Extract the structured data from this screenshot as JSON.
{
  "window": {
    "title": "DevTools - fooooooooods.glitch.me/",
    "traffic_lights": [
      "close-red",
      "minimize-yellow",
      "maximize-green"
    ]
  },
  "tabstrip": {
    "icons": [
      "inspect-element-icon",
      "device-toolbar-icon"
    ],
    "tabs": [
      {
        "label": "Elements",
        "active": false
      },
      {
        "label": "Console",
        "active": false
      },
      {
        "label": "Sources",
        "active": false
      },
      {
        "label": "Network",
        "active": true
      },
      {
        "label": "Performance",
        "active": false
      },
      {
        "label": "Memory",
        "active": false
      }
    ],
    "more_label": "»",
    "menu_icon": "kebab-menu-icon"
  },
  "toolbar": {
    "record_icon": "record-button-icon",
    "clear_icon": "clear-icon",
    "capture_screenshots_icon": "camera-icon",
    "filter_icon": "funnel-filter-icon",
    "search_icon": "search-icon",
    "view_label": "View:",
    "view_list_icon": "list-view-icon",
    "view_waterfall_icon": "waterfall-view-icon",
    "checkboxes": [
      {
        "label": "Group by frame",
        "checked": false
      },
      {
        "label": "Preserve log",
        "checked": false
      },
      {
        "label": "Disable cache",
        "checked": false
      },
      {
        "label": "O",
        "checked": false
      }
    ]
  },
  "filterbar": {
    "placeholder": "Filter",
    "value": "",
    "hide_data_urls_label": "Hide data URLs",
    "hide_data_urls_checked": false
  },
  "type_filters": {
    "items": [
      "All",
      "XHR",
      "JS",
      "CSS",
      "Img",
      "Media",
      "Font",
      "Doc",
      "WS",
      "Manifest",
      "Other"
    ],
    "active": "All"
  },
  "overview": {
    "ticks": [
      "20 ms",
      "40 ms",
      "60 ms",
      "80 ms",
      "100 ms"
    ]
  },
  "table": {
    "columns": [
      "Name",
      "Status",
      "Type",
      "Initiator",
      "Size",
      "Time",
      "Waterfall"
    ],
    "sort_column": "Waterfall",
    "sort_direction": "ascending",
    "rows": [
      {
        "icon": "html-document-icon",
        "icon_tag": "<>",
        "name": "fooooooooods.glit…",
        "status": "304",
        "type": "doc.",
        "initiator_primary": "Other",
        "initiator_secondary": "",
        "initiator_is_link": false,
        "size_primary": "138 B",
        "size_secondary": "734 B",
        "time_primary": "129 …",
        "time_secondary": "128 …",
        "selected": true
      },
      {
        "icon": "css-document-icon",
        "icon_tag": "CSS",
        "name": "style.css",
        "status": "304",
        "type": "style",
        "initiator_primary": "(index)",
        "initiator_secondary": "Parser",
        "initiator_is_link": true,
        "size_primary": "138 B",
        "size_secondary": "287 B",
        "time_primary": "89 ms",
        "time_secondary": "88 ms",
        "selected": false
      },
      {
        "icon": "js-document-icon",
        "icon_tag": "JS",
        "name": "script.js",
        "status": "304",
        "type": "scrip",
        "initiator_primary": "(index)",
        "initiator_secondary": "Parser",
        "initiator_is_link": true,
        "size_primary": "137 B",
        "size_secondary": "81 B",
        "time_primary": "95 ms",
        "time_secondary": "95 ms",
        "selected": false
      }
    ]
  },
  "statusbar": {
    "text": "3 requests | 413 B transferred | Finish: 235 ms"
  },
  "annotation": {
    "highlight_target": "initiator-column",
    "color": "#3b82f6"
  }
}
---
What is being asked -
Write the listing out again, exactly as it reads.

Result of the exercise -
Extract the structured data from this screenshot as JSON.
{
  "window": {
    "title": "DevTools - fooooooooods.glitch.me/",
    "traffic_lights": [
      "close-red",
      "minimize-yellow",
      "maximize-green"
    ]
  },
  "tabstrip": {
    "icons": [
      "inspect-element-icon",
      "device-toolbar-icon"
    ],
    "tabs": [
      {
        "label": "Elements",
        "active": false
      },
      {
        "label": "Console",
        "active": false
      },
      {
        "label": "Sources",
        "active": false
      },
      {
        "label": "Network",
        "active": true
      },
      {
        "label": "Performance",
        "active": false
      },
      {
        "label": "Memory",
        "active": false
      }
    ],
    "more_label": "»",
    "menu_icon": "kebab-menu-icon"
  },
  "toolbar": {
    "record_icon": "record-button-icon",
    "clear_icon": "clear-icon",
    "capture_screenshots_icon": "camera-icon",
    "filter_icon": "funnel-filter-icon",
    "search_icon": "search-icon",
    "view_label": "View:",
    "view_list_icon": "list-view-icon",
    "view_waterfall_icon": "waterfall-view-icon",
    "checkboxes": [
      {
        "label": "Group by frame",
        "checked": false
      },
      {
        "label": "Preserve log",
        "checked": false
      },
      {
        "label": "Disable cache",
        "checked": false
      },
      {
        "label": "O",
        "checked": false
      }
    ]
  },
  "filterbar": {
    "placeholder": "Filter",
    "value": "",
    "hide_data_urls_label": "Hide data URLs",
    "hide_data_urls_checked": false
  },
  "type_filters": {
    "items": [
      "All",
      "XHR",
      "JS",
      "CSS",
      "Img",
      "Media",
      "Font",
      "Doc",
      "WS",
      "Manifest",
      "Other"
    ],
    "active": "All"
  },
  "overview": {
    "ticks": [
      "20 ms",
      "40 ms",
      "60 ms",
      "80 ms",
      "100 ms"
    ]
  },
  "table": {
    "columns": [
      "Name",
      "Status",
      "Type",
      "Initiator",
      "Size",
      "Time",
      "Waterfall"
    ],
    "sort_column": "Waterfall",
    "sort_direction": "ascending",
    "rows": [
      {
        "icon": "html-document-icon",
        "icon_tag": "<>",
        "name": "fooooooooods.glit…",
        "status": "304",
        "type": "doc.",
        "initiator_primary": "Other",
        "initiator_secondary": "",
        "initiator_is_link": false,
        "size_primary": "138 B",
        "size_secondary": "734 B",
        "time_primary": "129 …",
        "time_secondary": "128 …",
        "selected": true
      },
      {
        "icon": "css-document-icon",
        "icon_tag": "CSS",
        "name": "style.css",
        "status": "304",
        "type": "style",
        "initiator_primary": "(index)",
        "initiator_secondary": "Parser",
        "initiator_is_link": true,
        "size_primary": "138 B",
        "size_secondary": "287 B",
        "time_primary": "89 ms",
        "time_secondary": "88 ms",
        "selected": false
      },
      {
        "icon": "js-document-icon",
        "icon_tag": "JS",
        "name": "script.js",
        "status": "304",
        "type": "scrip",
        "initiator_primary": "(index)",
        "initiator_secondary": "Parser",
        "initiator_is_link": true,
        "size_primary": "137 B",
        "size_secondary": "81 B",
        "time_primary": "95 ms",
        "time_secondary": "95 ms",
        "selected": false
      }
    ]
  },
  "statusbar": {
    "text": "3 requests | 413 B transferred | Finish: 235 ms"
  },
  "annotation": {
    "highlight_target": "initiator-column",
    "color": "#3b82f6"
  }
}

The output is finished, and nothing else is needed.